_Items from a figure collection_
>>>>

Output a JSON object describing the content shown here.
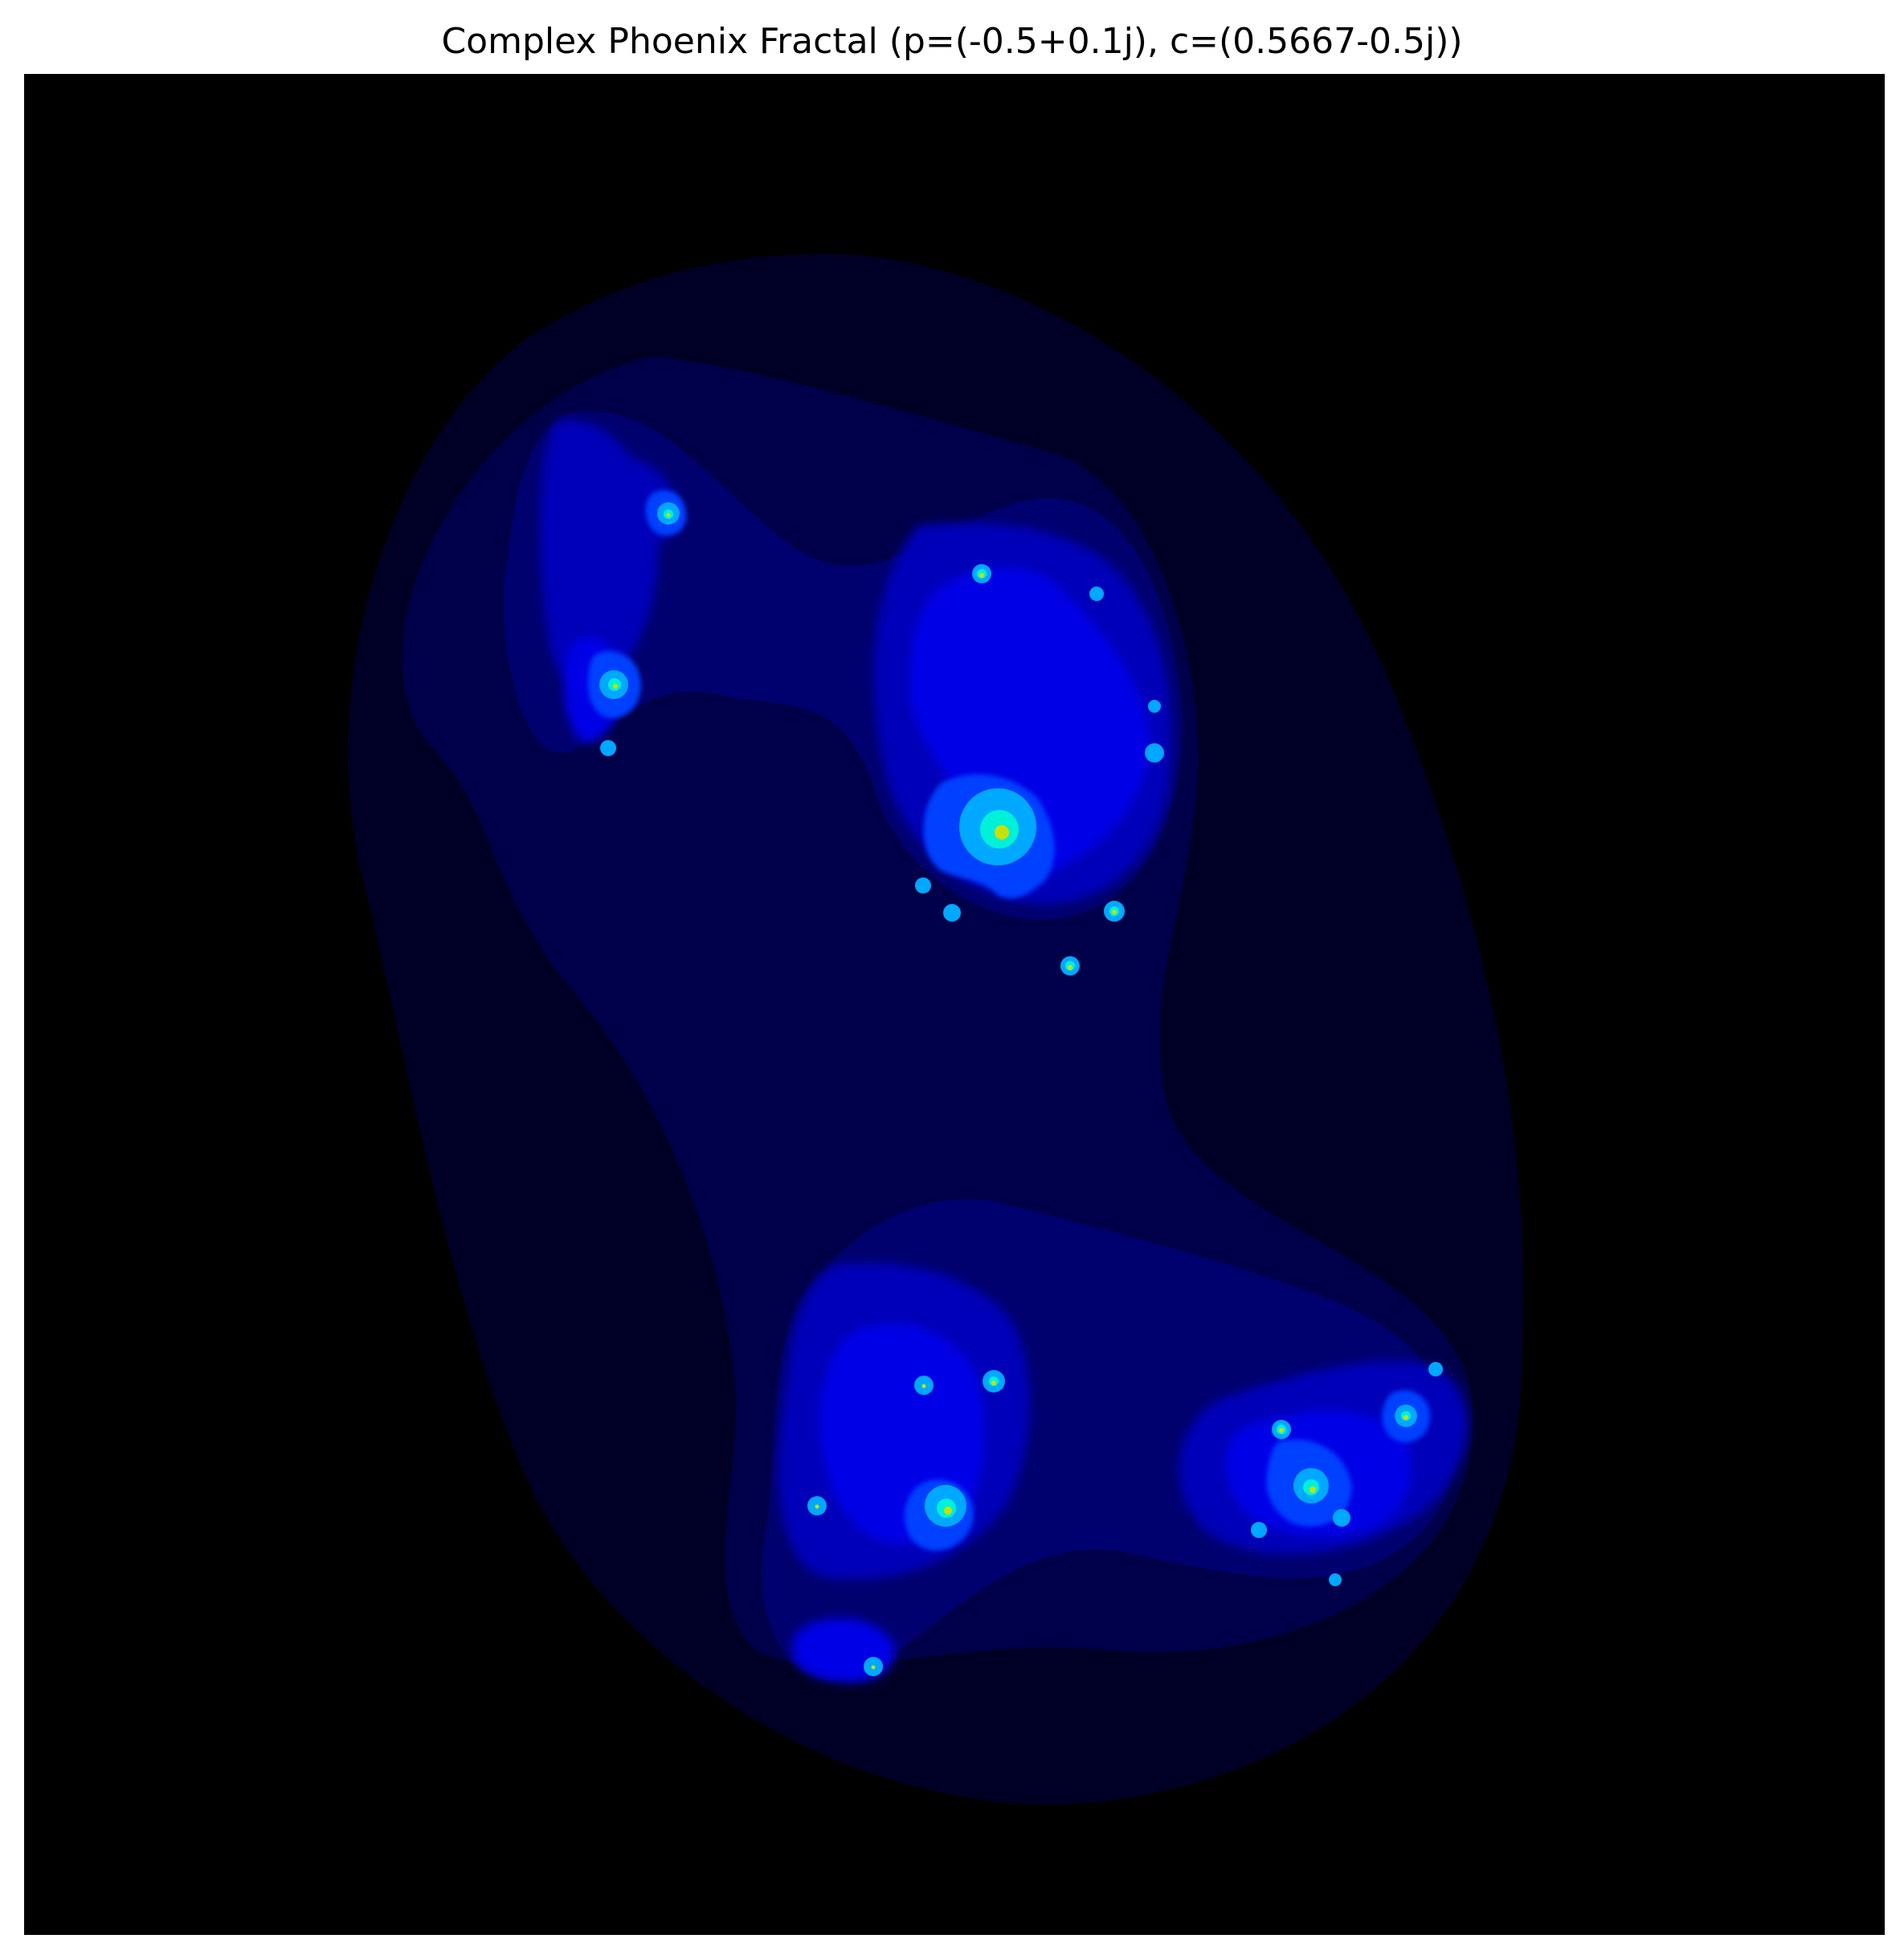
{
  "figure": {
    "title": "Complex Phoenix Fractal (p=(-0.5+0.1j), c=(0.5667-0.5j))"
  },
  "colors": {
    "background": "#000000",
    "level1": "#000026",
    "level2": "#00004a",
    "level3": "#00006e",
    "level4": "#0000b8",
    "level5": "#0000e6",
    "level6": "#0040ff",
    "level7": "#00a8ff",
    "level8": "#00f0d8",
    "core": "#c8e000"
  }
}
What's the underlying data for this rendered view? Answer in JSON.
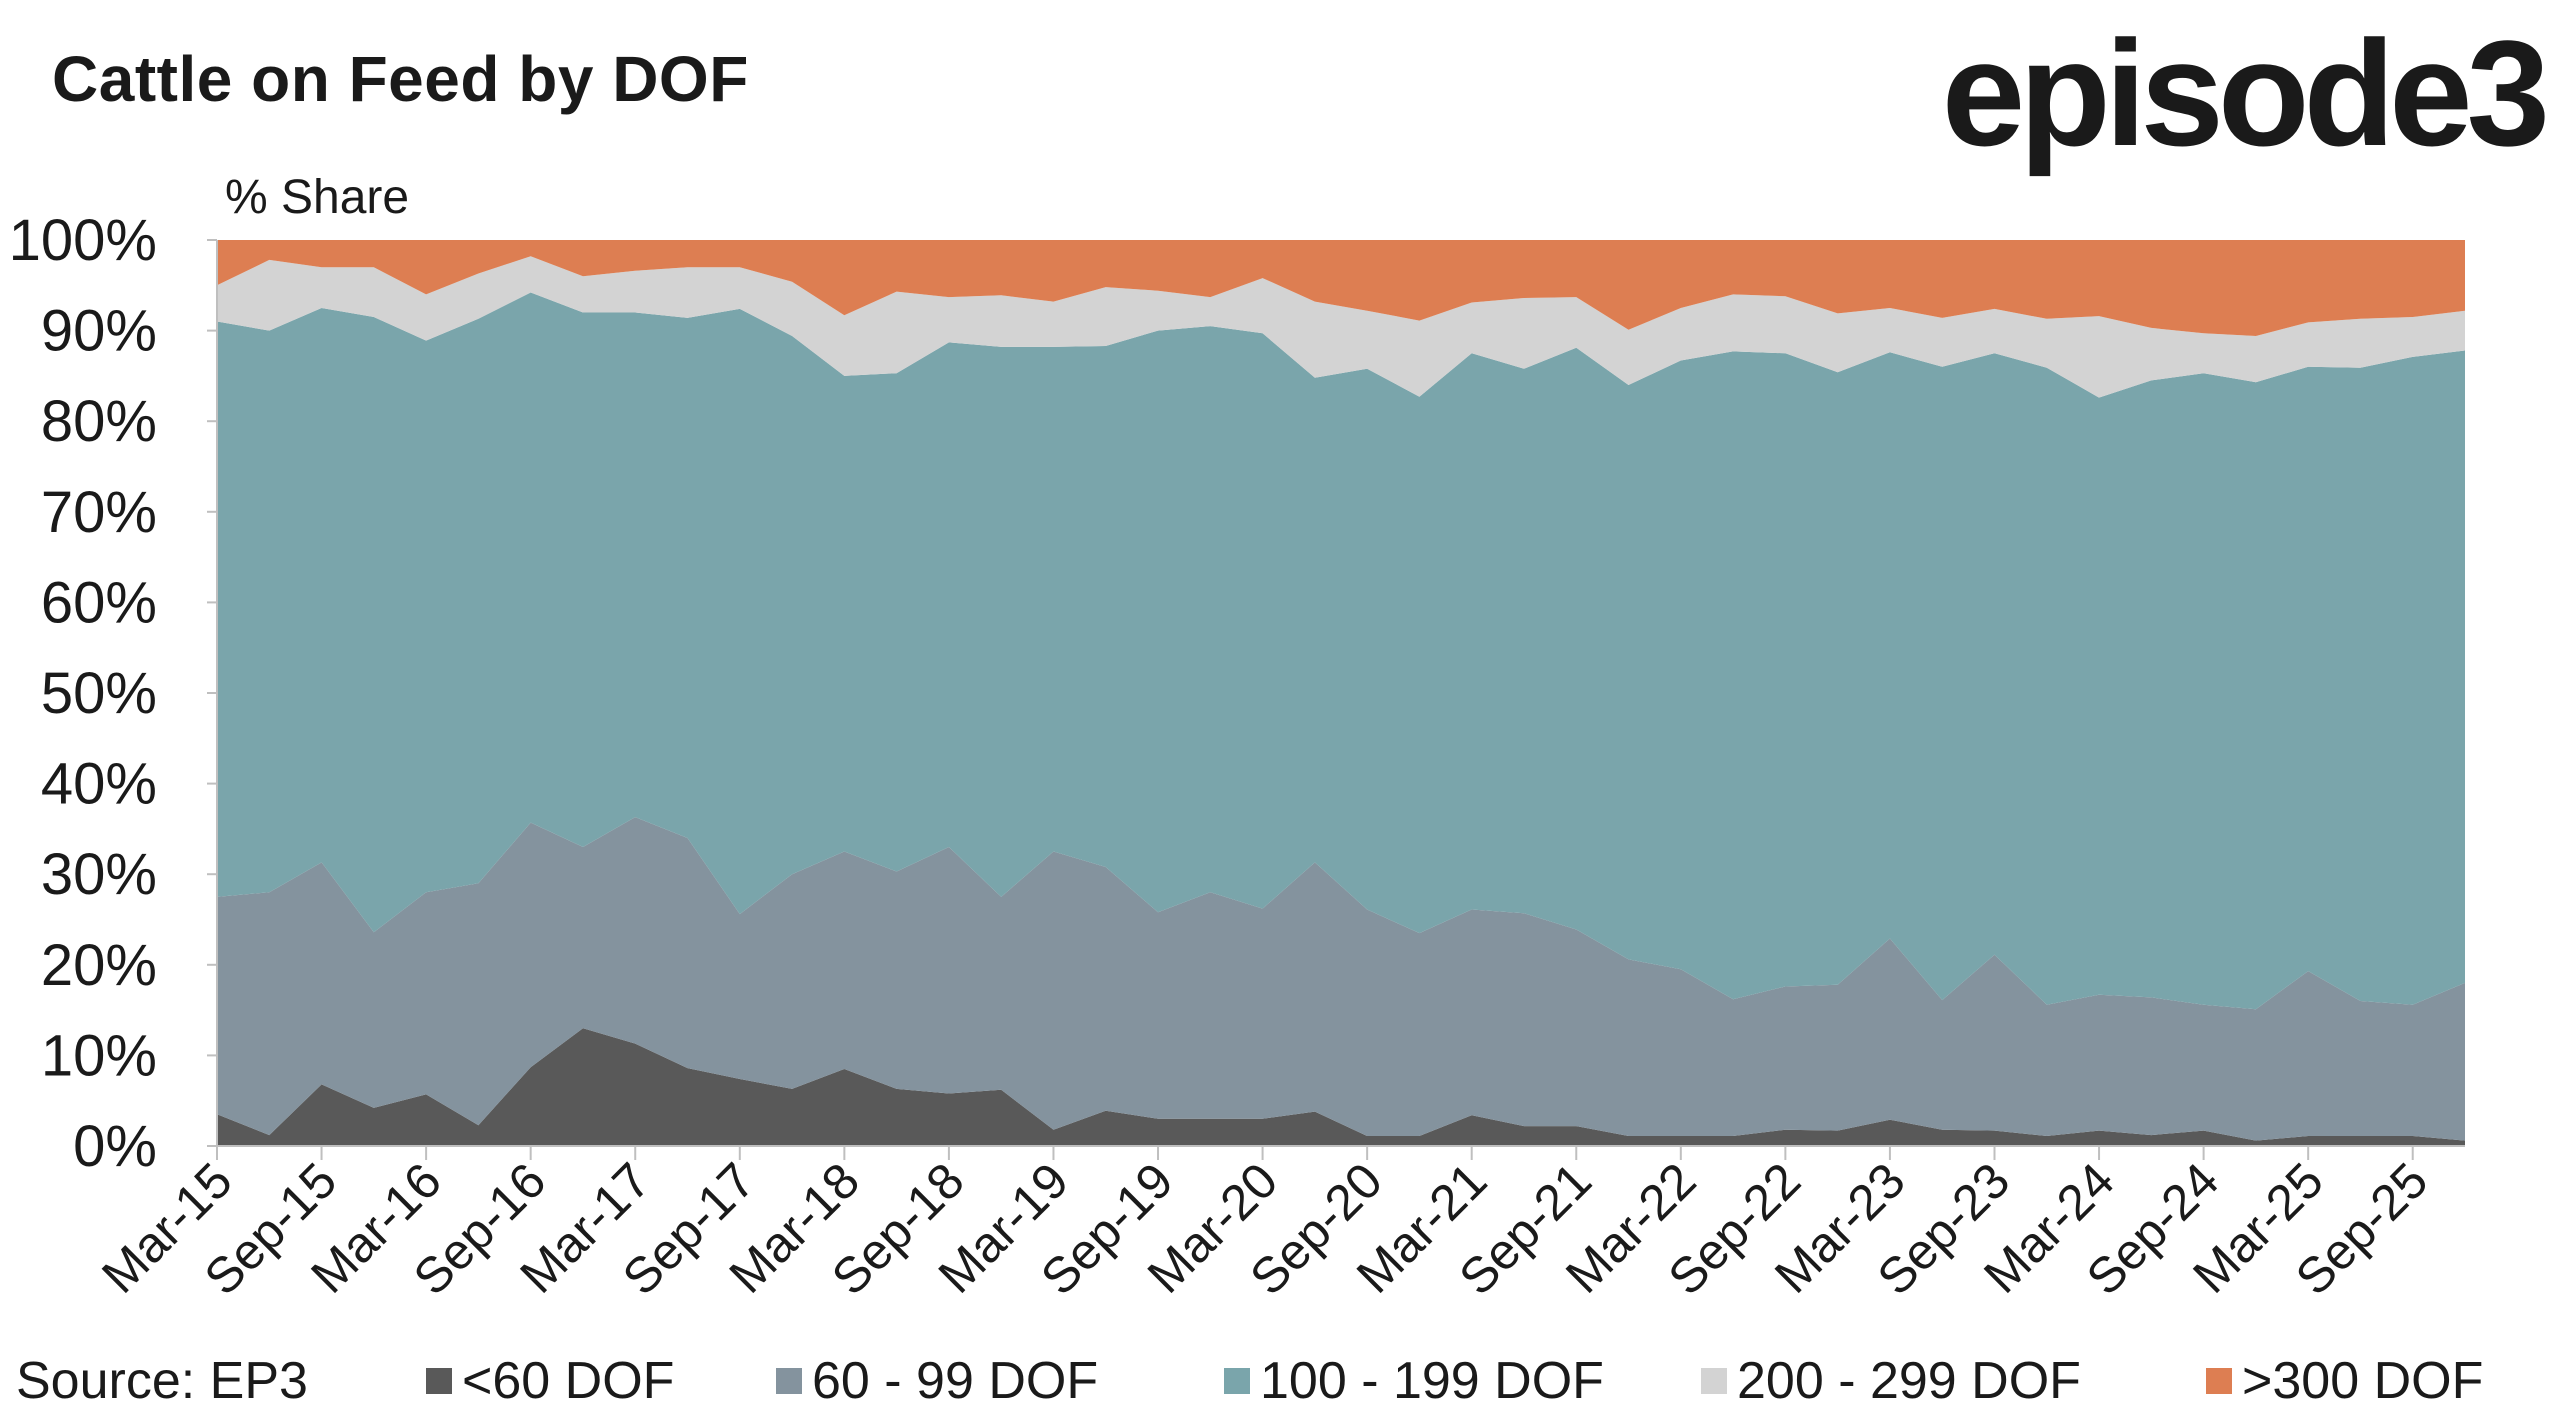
{
  "title": "Cattle on Feed by DOF",
  "logo": "episode3",
  "source": "Source: EP3",
  "chart_data": {
    "type": "area",
    "stacked": true,
    "ylabel": "% Share",
    "ylim": [
      0,
      100
    ],
    "yticks": [
      "0%",
      "10%",
      "20%",
      "30%",
      "40%",
      "50%",
      "60%",
      "70%",
      "80%",
      "90%",
      "100%"
    ],
    "tick_labels": [
      "Mar-15",
      "Sep-15",
      "Mar-16",
      "Sep-16",
      "Mar-17",
      "Sep-17",
      "Mar-18",
      "Sep-18",
      "Mar-19",
      "Sep-19",
      "Mar-20",
      "Sep-20",
      "Mar-21",
      "Sep-21",
      "Mar-22",
      "Sep-22",
      "Mar-23",
      "Sep-23",
      "Mar-24",
      "Sep-24",
      "Mar-25",
      "Sep-25"
    ],
    "x": [
      "Mar-15",
      "Jun-15",
      "Sep-15",
      "Dec-15",
      "Mar-16",
      "Jun-16",
      "Sep-16",
      "Dec-16",
      "Mar-17",
      "Jun-17",
      "Sep-17",
      "Dec-17",
      "Mar-18",
      "Jun-18",
      "Sep-18",
      "Dec-18",
      "Mar-19",
      "Jun-19",
      "Sep-19",
      "Dec-19",
      "Mar-20",
      "Jun-20",
      "Sep-20",
      "Dec-20",
      "Mar-21",
      "Jun-21",
      "Sep-21",
      "Dec-21",
      "Mar-22",
      "Jun-22",
      "Sep-22",
      "Dec-22",
      "Mar-23",
      "Jun-23",
      "Sep-23",
      "Dec-23",
      "Mar-24",
      "Jun-24",
      "Sep-24",
      "Dec-24",
      "Mar-25",
      "Jun-25",
      "Sep-25",
      "Dec-25"
    ],
    "series": [
      {
        "name": "<60 DOF",
        "color": "#595959",
        "values": [
          3.5,
          1.2,
          6.8,
          4.2,
          5.7,
          2.3,
          8.7,
          13,
          11.3,
          8.6,
          7.4,
          6.3,
          8.5,
          6.3,
          5.8,
          6.2,
          1.8,
          3.9,
          3,
          3,
          3,
          3.8,
          1.1,
          1.1,
          3.4,
          2.2,
          2.2,
          1.1,
          1.1,
          1.1,
          1.8,
          1.7,
          2.9,
          1.8,
          1.7,
          1.1,
          1.7,
          1.2,
          1.7,
          0.6,
          1.1,
          1.1,
          1.1,
          0.6
        ]
      },
      {
        "name": "60 - 99 DOF",
        "color": "#84939e",
        "values": [
          24,
          26.8,
          24.5,
          19.4,
          22.3,
          26.7,
          27,
          20,
          25,
          25.4,
          18.2,
          23.7,
          24,
          24,
          27.2,
          21.3,
          30.7,
          26.9,
          22.8,
          25,
          23.2,
          27.5,
          25,
          22.4,
          22.7,
          23.5,
          21.7,
          19.5,
          18.4,
          15.1,
          15.8,
          16.1,
          20,
          14.3,
          19.4,
          14.5,
          15,
          15.2,
          13.9,
          14.5,
          18.2,
          14.9,
          14.5,
          17.4
        ]
      },
      {
        "name": "100 - 199 DOF",
        "color": "#7aa5ab",
        "values": [
          63.5,
          62,
          61.2,
          67.9,
          60.9,
          62.3,
          58.5,
          59,
          55.7,
          57.4,
          66.8,
          59.4,
          52.5,
          55,
          55.7,
          60.7,
          55.7,
          57.5,
          64.2,
          62.5,
          63.5,
          53.5,
          59.7,
          59.2,
          61.4,
          60.1,
          64.2,
          63.4,
          67.2,
          71.5,
          69.9,
          67.6,
          64.7,
          69.9,
          66.4,
          70.3,
          65.9,
          68.1,
          69.7,
          69.2,
          66.7,
          69.9,
          71.5,
          69.8
        ]
      },
      {
        "name": "200 - 299 DOF",
        "color": "#d3d3d3",
        "values": [
          4,
          7.8,
          4.5,
          5.5,
          5.1,
          5,
          4,
          4,
          4.6,
          5.6,
          4.6,
          6,
          6.7,
          9,
          5,
          5.7,
          5,
          6.5,
          4.4,
          3.2,
          6.1,
          8.4,
          6.4,
          8.4,
          5.6,
          7.8,
          5.6,
          6.1,
          5.8,
          6.3,
          6.3,
          6.5,
          4.9,
          5.4,
          4.9,
          5.4,
          9,
          5.8,
          4.4,
          5.1,
          4.9,
          5.4,
          4.4,
          4.4
        ]
      },
      {
        "name": ">300 DOF",
        "color": "#dd7e52",
        "values": [
          5,
          2.2,
          3,
          3,
          6,
          3.7,
          1.8,
          4,
          3.4,
          3,
          3,
          4.6,
          8.3,
          5.7,
          6.3,
          6.1,
          6.8,
          5.2,
          5.6,
          6.3,
          4.2,
          6.8,
          7.8,
          8.9,
          6.9,
          6.4,
          6.3,
          9.9,
          7.5,
          6,
          6.2,
          8.1,
          7.5,
          8.6,
          7.6,
          8.7,
          8.4,
          9.7,
          10.3,
          10.6,
          9.1,
          8.7,
          8.5,
          7.8
        ]
      }
    ]
  }
}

<<<<

_Written exercise_
Every line holding "JSON" should be copied out.

_Final result_
Output a JSON object describing the content shown here.
What's the underlying data for this rendered view? Answer in JSON.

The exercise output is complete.